## Instructions to follow
What is the number of lines that include the word "cannot"? Provide only that figure.

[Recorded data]
------------

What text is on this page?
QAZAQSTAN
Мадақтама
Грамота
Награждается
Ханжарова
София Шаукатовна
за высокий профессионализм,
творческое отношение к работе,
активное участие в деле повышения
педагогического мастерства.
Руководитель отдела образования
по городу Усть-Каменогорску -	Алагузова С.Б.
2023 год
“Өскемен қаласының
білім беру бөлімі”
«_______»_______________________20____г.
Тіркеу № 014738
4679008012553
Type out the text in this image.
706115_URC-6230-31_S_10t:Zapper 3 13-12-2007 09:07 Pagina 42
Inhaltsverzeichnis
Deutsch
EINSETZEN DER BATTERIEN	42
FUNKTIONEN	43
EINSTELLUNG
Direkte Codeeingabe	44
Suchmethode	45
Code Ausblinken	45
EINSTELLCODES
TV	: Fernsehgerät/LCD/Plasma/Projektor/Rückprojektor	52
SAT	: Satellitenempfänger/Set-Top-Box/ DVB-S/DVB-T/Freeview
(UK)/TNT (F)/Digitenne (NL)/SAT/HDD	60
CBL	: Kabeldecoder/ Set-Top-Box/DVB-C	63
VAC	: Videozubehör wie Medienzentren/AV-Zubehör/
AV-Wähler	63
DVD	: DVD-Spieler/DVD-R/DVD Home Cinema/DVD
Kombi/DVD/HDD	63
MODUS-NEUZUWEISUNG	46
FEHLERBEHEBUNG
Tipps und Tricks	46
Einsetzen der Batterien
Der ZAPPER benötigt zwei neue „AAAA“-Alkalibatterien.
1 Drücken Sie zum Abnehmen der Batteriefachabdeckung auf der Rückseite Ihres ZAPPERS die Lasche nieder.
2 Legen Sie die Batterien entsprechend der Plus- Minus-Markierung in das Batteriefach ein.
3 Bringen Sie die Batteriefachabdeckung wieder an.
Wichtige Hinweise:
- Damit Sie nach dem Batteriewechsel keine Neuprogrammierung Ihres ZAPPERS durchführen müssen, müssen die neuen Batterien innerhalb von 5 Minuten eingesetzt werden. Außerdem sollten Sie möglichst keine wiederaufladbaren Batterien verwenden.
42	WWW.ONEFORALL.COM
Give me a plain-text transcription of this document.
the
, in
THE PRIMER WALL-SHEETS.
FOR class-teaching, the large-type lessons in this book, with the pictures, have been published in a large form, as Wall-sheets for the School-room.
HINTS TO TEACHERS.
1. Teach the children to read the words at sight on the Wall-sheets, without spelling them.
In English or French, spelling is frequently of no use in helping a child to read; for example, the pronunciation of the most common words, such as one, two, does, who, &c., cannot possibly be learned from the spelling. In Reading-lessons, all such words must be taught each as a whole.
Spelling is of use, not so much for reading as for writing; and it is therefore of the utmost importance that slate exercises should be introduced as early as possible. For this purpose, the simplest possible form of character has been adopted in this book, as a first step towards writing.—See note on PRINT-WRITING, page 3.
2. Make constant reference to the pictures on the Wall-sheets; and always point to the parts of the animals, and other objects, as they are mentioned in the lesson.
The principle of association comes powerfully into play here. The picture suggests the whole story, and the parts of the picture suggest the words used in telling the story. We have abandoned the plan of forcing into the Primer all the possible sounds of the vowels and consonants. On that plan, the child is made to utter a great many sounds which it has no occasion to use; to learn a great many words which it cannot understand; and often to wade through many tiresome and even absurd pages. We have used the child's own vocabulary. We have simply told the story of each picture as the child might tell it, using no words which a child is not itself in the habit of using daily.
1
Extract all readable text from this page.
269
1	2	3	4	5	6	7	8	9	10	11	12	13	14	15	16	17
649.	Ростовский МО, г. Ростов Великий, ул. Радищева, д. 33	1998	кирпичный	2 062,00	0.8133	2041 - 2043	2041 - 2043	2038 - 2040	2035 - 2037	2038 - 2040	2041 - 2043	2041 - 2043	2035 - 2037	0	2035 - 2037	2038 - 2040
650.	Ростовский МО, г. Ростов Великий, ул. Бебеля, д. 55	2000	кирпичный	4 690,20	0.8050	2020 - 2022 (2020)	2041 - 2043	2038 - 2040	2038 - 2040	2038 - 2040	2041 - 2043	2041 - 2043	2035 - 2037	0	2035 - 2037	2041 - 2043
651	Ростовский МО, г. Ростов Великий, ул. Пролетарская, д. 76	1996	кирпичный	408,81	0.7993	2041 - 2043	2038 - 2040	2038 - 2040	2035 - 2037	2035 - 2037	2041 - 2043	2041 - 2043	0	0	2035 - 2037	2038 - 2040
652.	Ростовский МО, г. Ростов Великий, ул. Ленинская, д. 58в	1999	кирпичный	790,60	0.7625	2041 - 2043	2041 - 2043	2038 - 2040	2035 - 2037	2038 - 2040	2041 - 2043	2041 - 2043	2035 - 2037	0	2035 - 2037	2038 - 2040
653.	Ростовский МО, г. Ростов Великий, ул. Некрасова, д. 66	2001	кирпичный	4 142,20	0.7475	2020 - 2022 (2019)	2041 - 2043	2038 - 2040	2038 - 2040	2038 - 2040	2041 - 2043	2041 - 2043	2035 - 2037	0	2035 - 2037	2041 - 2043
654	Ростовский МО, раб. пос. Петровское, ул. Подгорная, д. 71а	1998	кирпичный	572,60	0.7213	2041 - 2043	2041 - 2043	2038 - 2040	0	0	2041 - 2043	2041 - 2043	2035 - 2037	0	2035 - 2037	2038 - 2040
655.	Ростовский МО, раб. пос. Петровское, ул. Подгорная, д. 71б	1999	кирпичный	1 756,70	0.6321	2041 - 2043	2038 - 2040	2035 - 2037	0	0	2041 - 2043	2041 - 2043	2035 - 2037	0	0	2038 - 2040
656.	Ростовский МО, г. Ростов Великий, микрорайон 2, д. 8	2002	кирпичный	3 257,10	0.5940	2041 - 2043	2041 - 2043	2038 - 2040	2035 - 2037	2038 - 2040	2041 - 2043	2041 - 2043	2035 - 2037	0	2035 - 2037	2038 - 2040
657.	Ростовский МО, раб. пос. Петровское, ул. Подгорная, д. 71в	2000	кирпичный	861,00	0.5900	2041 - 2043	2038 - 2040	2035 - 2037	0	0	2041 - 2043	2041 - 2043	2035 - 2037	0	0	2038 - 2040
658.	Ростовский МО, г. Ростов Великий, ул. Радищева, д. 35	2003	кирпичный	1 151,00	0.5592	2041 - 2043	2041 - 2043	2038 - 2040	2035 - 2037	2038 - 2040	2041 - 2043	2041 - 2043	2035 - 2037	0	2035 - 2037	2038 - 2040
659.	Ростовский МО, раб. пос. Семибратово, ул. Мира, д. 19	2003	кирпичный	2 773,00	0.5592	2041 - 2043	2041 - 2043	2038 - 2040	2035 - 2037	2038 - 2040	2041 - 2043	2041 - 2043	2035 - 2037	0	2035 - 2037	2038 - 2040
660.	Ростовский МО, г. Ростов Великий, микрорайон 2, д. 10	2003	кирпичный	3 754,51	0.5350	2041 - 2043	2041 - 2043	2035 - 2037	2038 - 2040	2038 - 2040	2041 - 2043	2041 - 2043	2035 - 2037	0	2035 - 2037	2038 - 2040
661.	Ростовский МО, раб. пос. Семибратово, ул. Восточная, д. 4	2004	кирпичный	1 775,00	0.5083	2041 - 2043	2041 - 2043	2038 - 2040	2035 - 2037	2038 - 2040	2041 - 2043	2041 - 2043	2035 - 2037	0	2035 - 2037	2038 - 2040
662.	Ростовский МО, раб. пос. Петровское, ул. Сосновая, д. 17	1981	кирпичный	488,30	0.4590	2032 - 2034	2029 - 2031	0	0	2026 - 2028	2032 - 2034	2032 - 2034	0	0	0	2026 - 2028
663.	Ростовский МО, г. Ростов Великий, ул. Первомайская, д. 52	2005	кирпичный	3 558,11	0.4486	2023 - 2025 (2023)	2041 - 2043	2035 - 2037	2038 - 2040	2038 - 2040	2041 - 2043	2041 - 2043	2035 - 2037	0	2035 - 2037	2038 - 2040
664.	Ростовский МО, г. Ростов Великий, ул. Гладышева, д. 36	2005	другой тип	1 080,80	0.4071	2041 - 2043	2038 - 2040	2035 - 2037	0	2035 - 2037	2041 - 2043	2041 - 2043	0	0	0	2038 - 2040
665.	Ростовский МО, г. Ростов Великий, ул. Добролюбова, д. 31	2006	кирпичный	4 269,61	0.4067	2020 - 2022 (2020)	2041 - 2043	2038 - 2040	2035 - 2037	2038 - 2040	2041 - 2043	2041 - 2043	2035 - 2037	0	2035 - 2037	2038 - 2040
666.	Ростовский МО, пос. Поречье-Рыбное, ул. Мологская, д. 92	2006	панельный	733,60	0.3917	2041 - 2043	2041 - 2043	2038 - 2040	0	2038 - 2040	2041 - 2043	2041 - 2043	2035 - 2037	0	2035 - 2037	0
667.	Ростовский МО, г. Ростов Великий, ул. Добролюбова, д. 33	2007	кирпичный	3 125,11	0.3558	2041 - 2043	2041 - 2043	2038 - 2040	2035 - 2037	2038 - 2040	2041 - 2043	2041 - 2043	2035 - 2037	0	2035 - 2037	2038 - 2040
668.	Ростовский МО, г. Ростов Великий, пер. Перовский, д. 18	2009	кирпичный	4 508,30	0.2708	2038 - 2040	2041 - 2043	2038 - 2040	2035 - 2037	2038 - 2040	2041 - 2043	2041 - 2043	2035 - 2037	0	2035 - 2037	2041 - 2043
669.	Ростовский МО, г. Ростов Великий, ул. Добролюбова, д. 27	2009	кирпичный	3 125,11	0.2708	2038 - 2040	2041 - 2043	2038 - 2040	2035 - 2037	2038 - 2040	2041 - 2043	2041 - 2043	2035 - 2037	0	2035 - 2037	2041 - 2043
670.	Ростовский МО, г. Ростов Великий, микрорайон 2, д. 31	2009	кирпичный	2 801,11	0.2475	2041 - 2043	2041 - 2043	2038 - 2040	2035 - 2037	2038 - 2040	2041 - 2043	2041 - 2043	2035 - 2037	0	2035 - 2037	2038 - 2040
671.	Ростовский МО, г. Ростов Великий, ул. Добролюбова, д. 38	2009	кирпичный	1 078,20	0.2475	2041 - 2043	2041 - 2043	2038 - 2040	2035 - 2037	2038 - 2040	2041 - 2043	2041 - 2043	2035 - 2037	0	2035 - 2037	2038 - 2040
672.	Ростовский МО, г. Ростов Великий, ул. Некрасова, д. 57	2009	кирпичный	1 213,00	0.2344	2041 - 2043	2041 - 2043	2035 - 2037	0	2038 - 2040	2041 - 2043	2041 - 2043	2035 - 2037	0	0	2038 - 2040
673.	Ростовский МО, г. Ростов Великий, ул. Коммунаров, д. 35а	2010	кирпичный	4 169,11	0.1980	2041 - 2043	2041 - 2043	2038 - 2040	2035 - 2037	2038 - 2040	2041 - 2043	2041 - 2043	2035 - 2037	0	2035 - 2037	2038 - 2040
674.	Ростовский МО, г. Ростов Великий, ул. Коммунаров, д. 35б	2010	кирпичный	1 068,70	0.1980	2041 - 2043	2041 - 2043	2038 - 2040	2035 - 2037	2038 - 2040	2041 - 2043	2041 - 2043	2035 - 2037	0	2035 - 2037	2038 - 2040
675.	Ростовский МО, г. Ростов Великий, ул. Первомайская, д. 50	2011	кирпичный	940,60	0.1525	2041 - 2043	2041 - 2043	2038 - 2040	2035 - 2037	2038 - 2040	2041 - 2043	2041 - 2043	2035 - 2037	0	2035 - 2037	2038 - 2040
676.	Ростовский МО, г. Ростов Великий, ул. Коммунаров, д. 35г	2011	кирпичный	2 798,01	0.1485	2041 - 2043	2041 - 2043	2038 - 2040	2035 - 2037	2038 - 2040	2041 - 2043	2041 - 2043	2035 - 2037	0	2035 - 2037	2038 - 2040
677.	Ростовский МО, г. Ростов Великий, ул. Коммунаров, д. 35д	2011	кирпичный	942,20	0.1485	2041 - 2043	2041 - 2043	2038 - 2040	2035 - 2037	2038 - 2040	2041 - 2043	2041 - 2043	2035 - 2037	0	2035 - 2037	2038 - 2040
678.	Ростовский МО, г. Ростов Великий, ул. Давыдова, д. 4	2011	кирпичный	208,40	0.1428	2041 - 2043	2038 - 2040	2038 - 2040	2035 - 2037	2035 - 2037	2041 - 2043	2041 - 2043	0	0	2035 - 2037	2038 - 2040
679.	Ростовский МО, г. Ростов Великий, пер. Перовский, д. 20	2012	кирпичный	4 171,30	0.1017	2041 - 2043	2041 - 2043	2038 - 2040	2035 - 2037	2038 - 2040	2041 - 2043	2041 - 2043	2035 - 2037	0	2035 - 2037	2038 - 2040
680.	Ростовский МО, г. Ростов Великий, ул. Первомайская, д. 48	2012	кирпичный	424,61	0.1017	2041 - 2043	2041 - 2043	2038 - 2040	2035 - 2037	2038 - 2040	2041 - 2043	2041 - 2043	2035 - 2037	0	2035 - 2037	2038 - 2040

------------

## Correct result
2